**Instructions to follow**
The records should be repeated word for word, pictures excluded.

**Listed records**
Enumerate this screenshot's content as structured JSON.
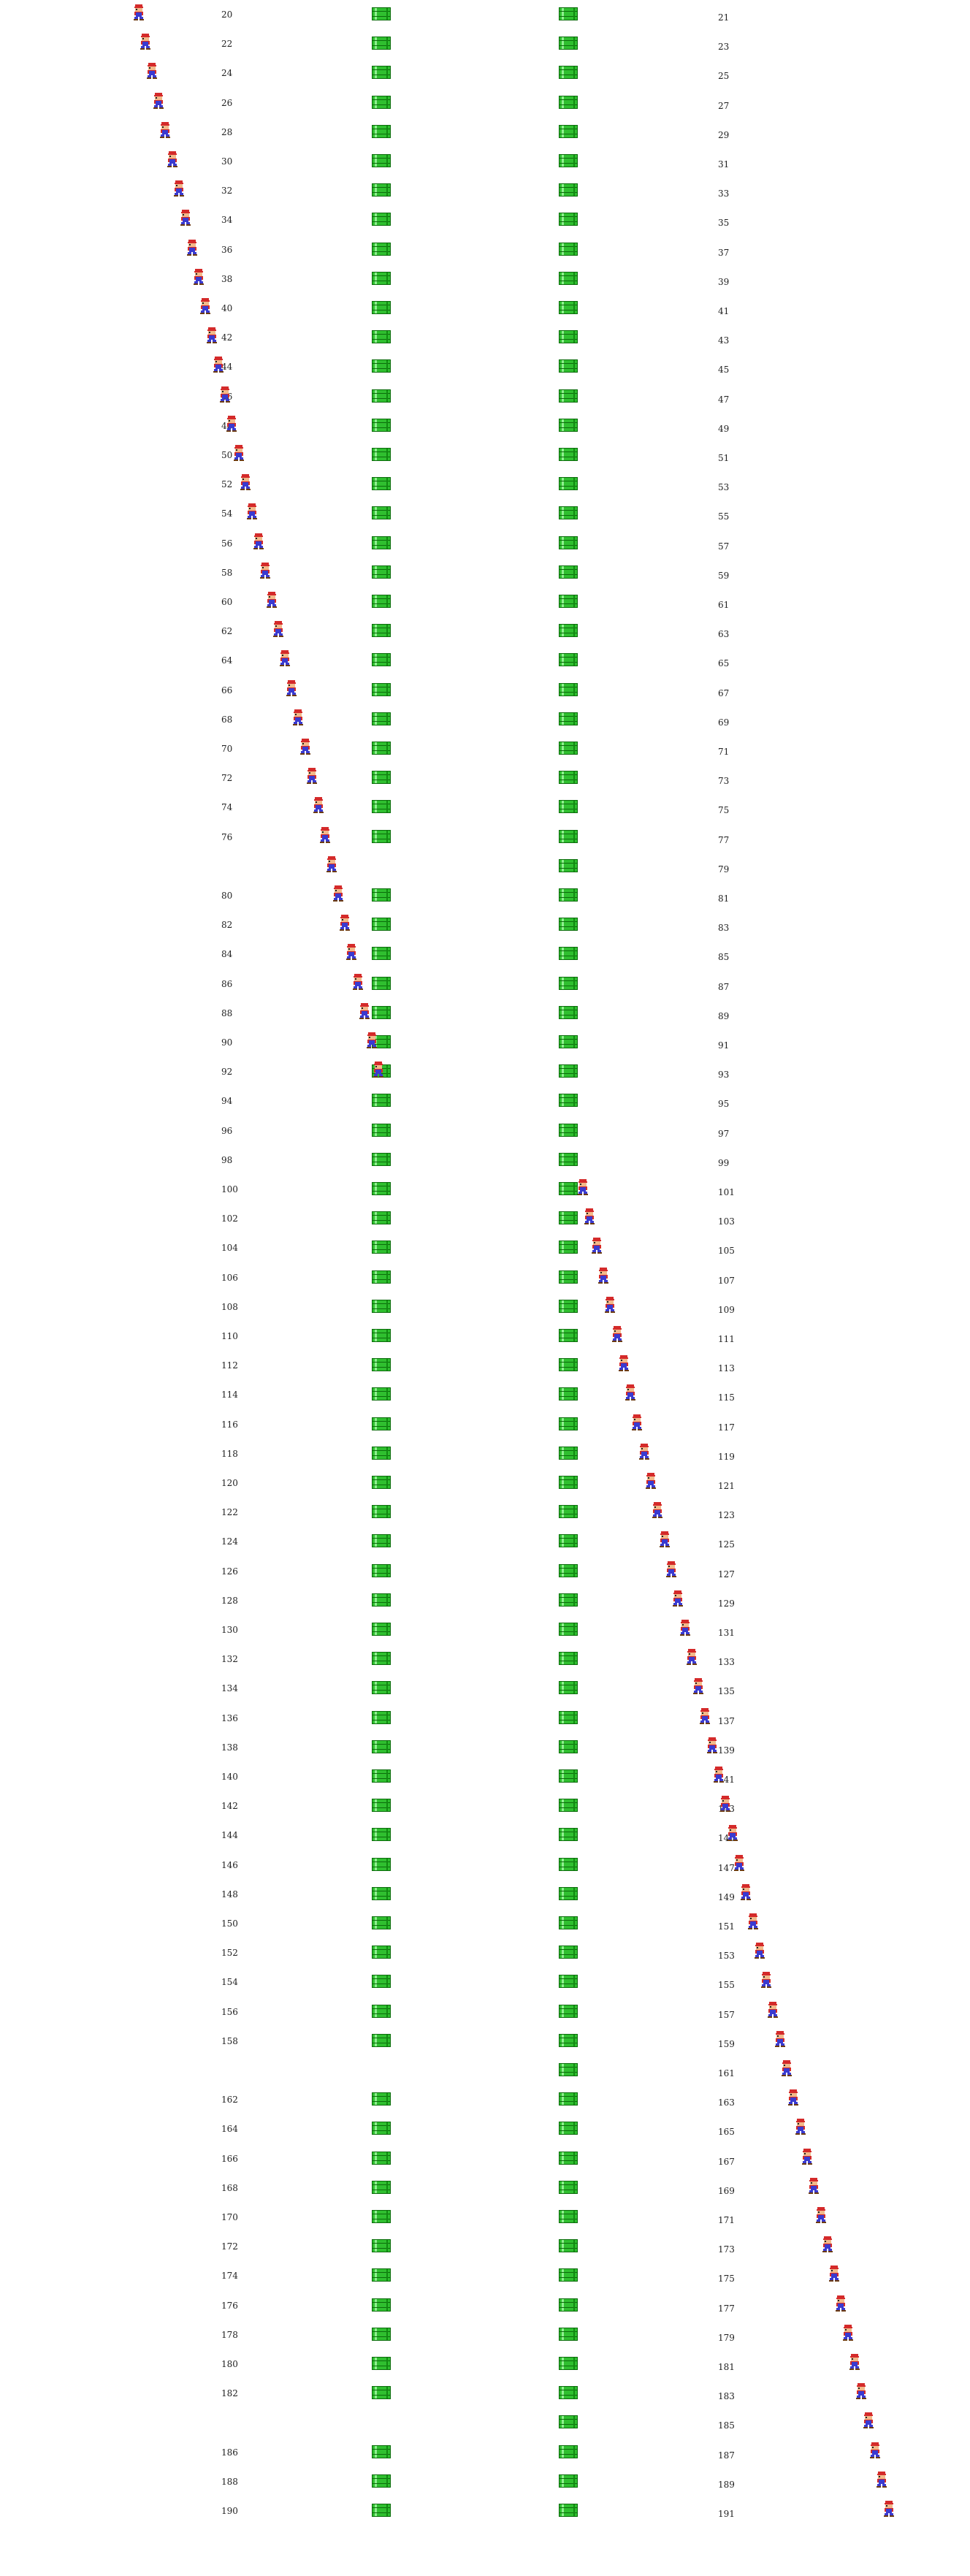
{
  "left_numbers": [
    20,
    22,
    24,
    26,
    28,
    30,
    32,
    34,
    36,
    38,
    40,
    42,
    44,
    46,
    48,
    50,
    52,
    54,
    56,
    58,
    60,
    62,
    64,
    66,
    68,
    70,
    72,
    74,
    76,
    null,
    80,
    82,
    84,
    86,
    88,
    90,
    92,
    94,
    96,
    98,
    100,
    102,
    104,
    106,
    108,
    110,
    112,
    114,
    116,
    118,
    120,
    122,
    124,
    126,
    128,
    130,
    132,
    134,
    136,
    138,
    140,
    142,
    144,
    146,
    148,
    150,
    152,
    154,
    156,
    158,
    null,
    162,
    164,
    166,
    168,
    170,
    172,
    174,
    176,
    178,
    180,
    182,
    null,
    186,
    188,
    190
  ],
  "right_numbers": [
    21,
    23,
    25,
    27,
    29,
    31,
    33,
    35,
    37,
    39,
    41,
    43,
    45,
    47,
    49,
    51,
    53,
    55,
    57,
    59,
    61,
    63,
    65,
    67,
    69,
    71,
    73,
    75,
    77,
    79,
    81,
    83,
    85,
    87,
    89,
    91,
    93,
    95,
    97,
    99,
    101,
    103,
    105,
    107,
    109,
    111,
    113,
    115,
    117,
    119,
    121,
    123,
    125,
    127,
    129,
    131,
    133,
    135,
    137,
    139,
    141,
    143,
    145,
    147,
    149,
    151,
    153,
    155,
    157,
    159,
    161,
    163,
    165,
    167,
    169,
    171,
    173,
    175,
    177,
    179,
    181,
    183,
    185,
    187,
    189,
    191
  ],
  "left_pipe_present": [
    1,
    1,
    1,
    1,
    1,
    1,
    1,
    1,
    1,
    1,
    1,
    1,
    1,
    1,
    1,
    1,
    1,
    1,
    1,
    1,
    1,
    1,
    1,
    1,
    1,
    1,
    1,
    1,
    1,
    0,
    1,
    1,
    1,
    1,
    1,
    1,
    1,
    1,
    1,
    1,
    1,
    1,
    1,
    1,
    1,
    1,
    1,
    1,
    1,
    1,
    1,
    1,
    1,
    1,
    1,
    1,
    1,
    1,
    1,
    1,
    1,
    1,
    1,
    1,
    1,
    1,
    1,
    1,
    1,
    1,
    0,
    1,
    1,
    1,
    1,
    1,
    1,
    1,
    1,
    1,
    1,
    1,
    0,
    1,
    1,
    1
  ],
  "right_pipe_present": [
    1,
    1,
    1,
    1,
    1,
    1,
    1,
    1,
    1,
    1,
    1,
    1,
    1,
    1,
    1,
    1,
    1,
    1,
    1,
    1,
    1,
    1,
    1,
    1,
    1,
    1,
    1,
    1,
    1,
    1,
    1,
    1,
    1,
    1,
    1,
    1,
    1,
    1,
    1,
    1,
    1,
    1,
    1,
    1,
    1,
    1,
    1,
    1,
    1,
    1,
    1,
    1,
    1,
    1,
    1,
    1,
    1,
    1,
    1,
    1,
    1,
    1,
    1,
    1,
    1,
    1,
    1,
    1,
    1,
    1,
    1,
    1,
    1,
    1,
    1,
    1,
    1,
    1,
    1,
    1,
    1,
    1,
    1,
    1,
    1,
    1
  ],
  "sprite_icon": "mario-sprite-icon",
  "pipe_icon": "green-pipe-icon",
  "colors": {
    "pipe": "#2fbf2f",
    "pipe_dark": "#0b6b0b",
    "mario_red": "#d42a2a",
    "mario_blue": "#3a3ad0",
    "skin": "#f2b98a"
  }
}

**Task output**
Enumerate this screenshot's content as structured JSON.
{
  "left_numbers": [
    20,
    22,
    24,
    26,
    28,
    30,
    32,
    34,
    36,
    38,
    40,
    42,
    44,
    46,
    48,
    50,
    52,
    54,
    56,
    58,
    60,
    62,
    64,
    66,
    68,
    70,
    72,
    74,
    76,
    null,
    80,
    82,
    84,
    86,
    88,
    90,
    92,
    94,
    96,
    98,
    100,
    102,
    104,
    106,
    108,
    110,
    112,
    114,
    116,
    118,
    120,
    122,
    124,
    126,
    128,
    130,
    132,
    134,
    136,
    138,
    140,
    142,
    144,
    146,
    148,
    150,
    152,
    154,
    156,
    158,
    null,
    162,
    164,
    166,
    168,
    170,
    172,
    174,
    176,
    178,
    180,
    182,
    null,
    186,
    188,
    190
  ],
  "right_numbers": [
    21,
    23,
    25,
    27,
    29,
    31,
    33,
    35,
    37,
    39,
    41,
    43,
    45,
    47,
    49,
    51,
    53,
    55,
    57,
    59,
    61,
    63,
    65,
    67,
    69,
    71,
    73,
    75,
    77,
    79,
    81,
    83,
    85,
    87,
    89,
    91,
    93,
    95,
    97,
    99,
    101,
    103,
    105,
    107,
    109,
    111,
    113,
    115,
    117,
    119,
    121,
    123,
    125,
    127,
    129,
    131,
    133,
    135,
    137,
    139,
    141,
    143,
    145,
    147,
    149,
    151,
    153,
    155,
    157,
    159,
    161,
    163,
    165,
    167,
    169,
    171,
    173,
    175,
    177,
    179,
    181,
    183,
    185,
    187,
    189,
    191
  ],
  "left_pipe_present": [
    1,
    1,
    1,
    1,
    1,
    1,
    1,
    1,
    1,
    1,
    1,
    1,
    1,
    1,
    1,
    1,
    1,
    1,
    1,
    1,
    1,
    1,
    1,
    1,
    1,
    1,
    1,
    1,
    1,
    0,
    1,
    1,
    1,
    1,
    1,
    1,
    1,
    1,
    1,
    1,
    1,
    1,
    1,
    1,
    1,
    1,
    1,
    1,
    1,
    1,
    1,
    1,
    1,
    1,
    1,
    1,
    1,
    1,
    1,
    1,
    1,
    1,
    1,
    1,
    1,
    1,
    1,
    1,
    1,
    1,
    0,
    1,
    1,
    1,
    1,
    1,
    1,
    1,
    1,
    1,
    1,
    1,
    0,
    1,
    1,
    1
  ],
  "right_pipe_present": [
    1,
    1,
    1,
    1,
    1,
    1,
    1,
    1,
    1,
    1,
    1,
    1,
    1,
    1,
    1,
    1,
    1,
    1,
    1,
    1,
    1,
    1,
    1,
    1,
    1,
    1,
    1,
    1,
    1,
    1,
    1,
    1,
    1,
    1,
    1,
    1,
    1,
    1,
    1,
    1,
    1,
    1,
    1,
    1,
    1,
    1,
    1,
    1,
    1,
    1,
    1,
    1,
    1,
    1,
    1,
    1,
    1,
    1,
    1,
    1,
    1,
    1,
    1,
    1,
    1,
    1,
    1,
    1,
    1,
    1,
    1,
    1,
    1,
    1,
    1,
    1,
    1,
    1,
    1,
    1,
    1,
    1,
    1,
    1,
    1,
    1
  ],
  "sprite_icon": "mario-sprite-icon",
  "pipe_icon": "green-pipe-icon",
  "colors": {
    "pipe": "#2fbf2f",
    "pipe_dark": "#0b6b0b",
    "mario_red": "#d42a2a",
    "mario_blue": "#3a3ad0",
    "skin": "#f2b98a"
  }
}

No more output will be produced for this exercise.